> [DATASET ROWS]

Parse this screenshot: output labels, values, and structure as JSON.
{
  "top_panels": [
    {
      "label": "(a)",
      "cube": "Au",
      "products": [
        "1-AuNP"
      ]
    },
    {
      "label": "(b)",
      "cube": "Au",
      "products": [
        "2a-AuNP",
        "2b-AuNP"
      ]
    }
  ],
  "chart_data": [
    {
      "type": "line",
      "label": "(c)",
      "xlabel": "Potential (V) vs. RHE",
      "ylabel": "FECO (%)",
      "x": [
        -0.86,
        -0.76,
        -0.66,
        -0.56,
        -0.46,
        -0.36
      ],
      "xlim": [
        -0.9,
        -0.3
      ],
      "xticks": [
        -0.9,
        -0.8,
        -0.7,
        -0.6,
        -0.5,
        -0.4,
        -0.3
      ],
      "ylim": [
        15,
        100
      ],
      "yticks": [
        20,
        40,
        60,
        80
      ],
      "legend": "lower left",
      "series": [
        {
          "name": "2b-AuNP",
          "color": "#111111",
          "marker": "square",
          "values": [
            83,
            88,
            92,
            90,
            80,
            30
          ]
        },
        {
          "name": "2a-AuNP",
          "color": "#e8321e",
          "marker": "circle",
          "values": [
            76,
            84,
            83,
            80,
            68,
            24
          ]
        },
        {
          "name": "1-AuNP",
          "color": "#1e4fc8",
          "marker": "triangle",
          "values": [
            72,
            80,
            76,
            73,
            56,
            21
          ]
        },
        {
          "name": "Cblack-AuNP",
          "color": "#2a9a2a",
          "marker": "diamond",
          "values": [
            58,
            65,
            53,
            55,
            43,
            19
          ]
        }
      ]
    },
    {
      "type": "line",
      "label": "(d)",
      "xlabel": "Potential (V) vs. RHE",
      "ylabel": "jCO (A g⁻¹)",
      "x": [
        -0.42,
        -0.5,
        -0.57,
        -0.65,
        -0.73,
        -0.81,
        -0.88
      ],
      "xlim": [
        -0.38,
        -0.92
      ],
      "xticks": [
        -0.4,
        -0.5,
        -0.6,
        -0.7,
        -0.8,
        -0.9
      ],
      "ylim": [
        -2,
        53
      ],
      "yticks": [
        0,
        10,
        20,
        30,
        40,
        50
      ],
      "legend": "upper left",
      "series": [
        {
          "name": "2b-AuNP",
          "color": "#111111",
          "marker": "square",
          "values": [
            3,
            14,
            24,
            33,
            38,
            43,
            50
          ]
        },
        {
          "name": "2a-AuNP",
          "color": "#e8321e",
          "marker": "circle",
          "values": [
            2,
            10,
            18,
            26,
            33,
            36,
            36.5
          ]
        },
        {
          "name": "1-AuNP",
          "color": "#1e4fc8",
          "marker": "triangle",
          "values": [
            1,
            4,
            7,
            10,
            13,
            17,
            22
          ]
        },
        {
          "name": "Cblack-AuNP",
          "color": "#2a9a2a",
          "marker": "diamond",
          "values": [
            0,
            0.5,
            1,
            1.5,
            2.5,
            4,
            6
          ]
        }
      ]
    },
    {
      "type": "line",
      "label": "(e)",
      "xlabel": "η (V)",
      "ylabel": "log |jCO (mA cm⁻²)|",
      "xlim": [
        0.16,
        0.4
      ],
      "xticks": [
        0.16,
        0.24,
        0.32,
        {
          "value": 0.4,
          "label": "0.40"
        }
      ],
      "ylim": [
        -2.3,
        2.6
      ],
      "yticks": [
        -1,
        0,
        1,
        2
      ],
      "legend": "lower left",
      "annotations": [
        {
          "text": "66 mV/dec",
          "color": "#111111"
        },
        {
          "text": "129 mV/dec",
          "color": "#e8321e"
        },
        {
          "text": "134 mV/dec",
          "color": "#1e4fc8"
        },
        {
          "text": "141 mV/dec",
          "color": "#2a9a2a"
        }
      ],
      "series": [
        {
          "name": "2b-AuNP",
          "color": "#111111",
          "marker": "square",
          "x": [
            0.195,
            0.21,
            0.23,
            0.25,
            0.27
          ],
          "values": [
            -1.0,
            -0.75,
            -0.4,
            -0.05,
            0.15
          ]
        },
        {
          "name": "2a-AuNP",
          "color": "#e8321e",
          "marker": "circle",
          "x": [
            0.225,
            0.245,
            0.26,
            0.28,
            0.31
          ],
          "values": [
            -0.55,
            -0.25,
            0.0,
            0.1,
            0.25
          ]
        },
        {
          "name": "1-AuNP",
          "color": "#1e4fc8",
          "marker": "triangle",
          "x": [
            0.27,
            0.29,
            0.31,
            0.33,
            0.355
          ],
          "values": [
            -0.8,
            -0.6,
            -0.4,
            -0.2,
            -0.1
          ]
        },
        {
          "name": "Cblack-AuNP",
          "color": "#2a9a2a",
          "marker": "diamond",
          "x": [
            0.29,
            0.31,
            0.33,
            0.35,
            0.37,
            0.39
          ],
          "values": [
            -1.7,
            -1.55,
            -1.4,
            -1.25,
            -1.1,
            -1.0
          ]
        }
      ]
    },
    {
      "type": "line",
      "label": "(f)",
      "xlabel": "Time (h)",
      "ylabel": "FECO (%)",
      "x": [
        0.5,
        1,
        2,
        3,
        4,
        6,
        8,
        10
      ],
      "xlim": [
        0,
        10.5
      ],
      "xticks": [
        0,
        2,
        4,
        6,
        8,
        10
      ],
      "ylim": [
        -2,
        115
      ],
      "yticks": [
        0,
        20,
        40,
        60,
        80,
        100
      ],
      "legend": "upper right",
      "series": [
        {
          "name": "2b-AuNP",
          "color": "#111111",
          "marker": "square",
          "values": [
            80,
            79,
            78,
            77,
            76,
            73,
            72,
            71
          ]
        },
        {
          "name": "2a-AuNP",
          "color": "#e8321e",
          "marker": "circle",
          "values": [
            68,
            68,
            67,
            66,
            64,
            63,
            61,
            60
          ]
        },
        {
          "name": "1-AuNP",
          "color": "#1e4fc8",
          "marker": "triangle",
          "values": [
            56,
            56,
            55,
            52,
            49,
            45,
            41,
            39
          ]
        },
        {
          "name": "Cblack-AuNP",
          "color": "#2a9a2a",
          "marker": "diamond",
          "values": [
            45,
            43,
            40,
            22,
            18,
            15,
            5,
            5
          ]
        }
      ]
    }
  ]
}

> [PROBLEM]
Return all the data above once more, precisely as given.

> [SOLUTION TO THIS EXERCISE]
Parse this screenshot: output labels, values, and structure as JSON.
{
  "top_panels": [
    {
      "label": "(a)",
      "cube": "Au",
      "products": [
        "1-AuNP"
      ]
    },
    {
      "label": "(b)",
      "cube": "Au",
      "products": [
        "2a-AuNP",
        "2b-AuNP"
      ]
    }
  ],
  "chart_data": [
    {
      "type": "line",
      "label": "(c)",
      "xlabel": "Potential (V) vs. RHE",
      "ylabel": "FECO (%)",
      "x": [
        -0.86,
        -0.76,
        -0.66,
        -0.56,
        -0.46,
        -0.36
      ],
      "xlim": [
        -0.9,
        -0.3
      ],
      "xticks": [
        -0.9,
        -0.8,
        -0.7,
        -0.6,
        -0.5,
        -0.4,
        -0.3
      ],
      "ylim": [
        15,
        100
      ],
      "yticks": [
        20,
        40,
        60,
        80
      ],
      "legend": "lower left",
      "series": [
        {
          "name": "2b-AuNP",
          "color": "#111111",
          "marker": "square",
          "values": [
            83,
            88,
            92,
            90,
            80,
            30
          ]
        },
        {
          "name": "2a-AuNP",
          "color": "#e8321e",
          "marker": "circle",
          "values": [
            76,
            84,
            83,
            80,
            68,
            24
          ]
        },
        {
          "name": "1-AuNP",
          "color": "#1e4fc8",
          "marker": "triangle",
          "values": [
            72,
            80,
            76,
            73,
            56,
            21
          ]
        },
        {
          "name": "Cblack-AuNP",
          "color": "#2a9a2a",
          "marker": "diamond",
          "values": [
            58,
            65,
            53,
            55,
            43,
            19
          ]
        }
      ]
    },
    {
      "type": "line",
      "label": "(d)",
      "xlabel": "Potential (V) vs. RHE",
      "ylabel": "jCO (A g⁻¹)",
      "x": [
        -0.42,
        -0.5,
        -0.57,
        -0.65,
        -0.73,
        -0.81,
        -0.88
      ],
      "xlim": [
        -0.38,
        -0.92
      ],
      "xticks": [
        -0.4,
        -0.5,
        -0.6,
        -0.7,
        -0.8,
        -0.9
      ],
      "ylim": [
        -2,
        53
      ],
      "yticks": [
        0,
        10,
        20,
        30,
        40,
        50
      ],
      "legend": "upper left",
      "series": [
        {
          "name": "2b-AuNP",
          "color": "#111111",
          "marker": "square",
          "values": [
            3,
            14,
            24,
            33,
            38,
            43,
            50
          ]
        },
        {
          "name": "2a-AuNP",
          "color": "#e8321e",
          "marker": "circle",
          "values": [
            2,
            10,
            18,
            26,
            33,
            36,
            36.5
          ]
        },
        {
          "name": "1-AuNP",
          "color": "#1e4fc8",
          "marker": "triangle",
          "values": [
            1,
            4,
            7,
            10,
            13,
            17,
            22
          ]
        },
        {
          "name": "Cblack-AuNP",
          "color": "#2a9a2a",
          "marker": "diamond",
          "values": [
            0,
            0.5,
            1,
            1.5,
            2.5,
            4,
            6
          ]
        }
      ]
    },
    {
      "type": "line",
      "label": "(e)",
      "xlabel": "η (V)",
      "ylabel": "log |jCO (mA cm⁻²)|",
      "xlim": [
        0.16,
        0.4
      ],
      "xticks": [
        0.16,
        0.24,
        0.32,
        {
          "value": 0.4,
          "label": "0.40"
        }
      ],
      "ylim": [
        -2.3,
        2.6
      ],
      "yticks": [
        -1,
        0,
        1,
        2
      ],
      "legend": "lower left",
      "annotations": [
        {
          "text": "66 mV/dec",
          "color": "#111111"
        },
        {
          "text": "129 mV/dec",
          "color": "#e8321e"
        },
        {
          "text": "134 mV/dec",
          "color": "#1e4fc8"
        },
        {
          "text": "141 mV/dec",
          "color": "#2a9a2a"
        }
      ],
      "series": [
        {
          "name": "2b-AuNP",
          "color": "#111111",
          "marker": "square",
          "x": [
            0.195,
            0.21,
            0.23,
            0.25,
            0.27
          ],
          "values": [
            -1.0,
            -0.75,
            -0.4,
            -0.05,
            0.15
          ]
        },
        {
          "name": "2a-AuNP",
          "color": "#e8321e",
          "marker": "circle",
          "x": [
            0.225,
            0.245,
            0.26,
            0.28,
            0.31
          ],
          "values": [
            -0.55,
            -0.25,
            0.0,
            0.1,
            0.25
          ]
        },
        {
          "name": "1-AuNP",
          "color": "#1e4fc8",
          "marker": "triangle",
          "x": [
            0.27,
            0.29,
            0.31,
            0.33,
            0.355
          ],
          "values": [
            -0.8,
            -0.6,
            -0.4,
            -0.2,
            -0.1
          ]
        },
        {
          "name": "Cblack-AuNP",
          "color": "#2a9a2a",
          "marker": "diamond",
          "x": [
            0.29,
            0.31,
            0.33,
            0.35,
            0.37,
            0.39
          ],
          "values": [
            -1.7,
            -1.55,
            -1.4,
            -1.25,
            -1.1,
            -1.0
          ]
        }
      ]
    },
    {
      "type": "line",
      "label": "(f)",
      "xlabel": "Time (h)",
      "ylabel": "FECO (%)",
      "x": [
        0.5,
        1,
        2,
        3,
        4,
        6,
        8,
        10
      ],
      "xlim": [
        0,
        10.5
      ],
      "xticks": [
        0,
        2,
        4,
        6,
        8,
        10
      ],
      "ylim": [
        -2,
        115
      ],
      "yticks": [
        0,
        20,
        40,
        60,
        80,
        100
      ],
      "legend": "upper right",
      "series": [
        {
          "name": "2b-AuNP",
          "color": "#111111",
          "marker": "square",
          "values": [
            80,
            79,
            78,
            77,
            76,
            73,
            72,
            71
          ]
        },
        {
          "name": "2a-AuNP",
          "color": "#e8321e",
          "marker": "circle",
          "values": [
            68,
            68,
            67,
            66,
            64,
            63,
            61,
            60
          ]
        },
        {
          "name": "1-AuNP",
          "color": "#1e4fc8",
          "marker": "triangle",
          "values": [
            56,
            56,
            55,
            52,
            49,
            45,
            41,
            39
          ]
        },
        {
          "name": "Cblack-AuNP",
          "color": "#2a9a2a",
          "marker": "diamond",
          "values": [
            45,
            43,
            40,
            22,
            18,
            15,
            5,
            5
          ]
        }
      ]
    }
  ]
}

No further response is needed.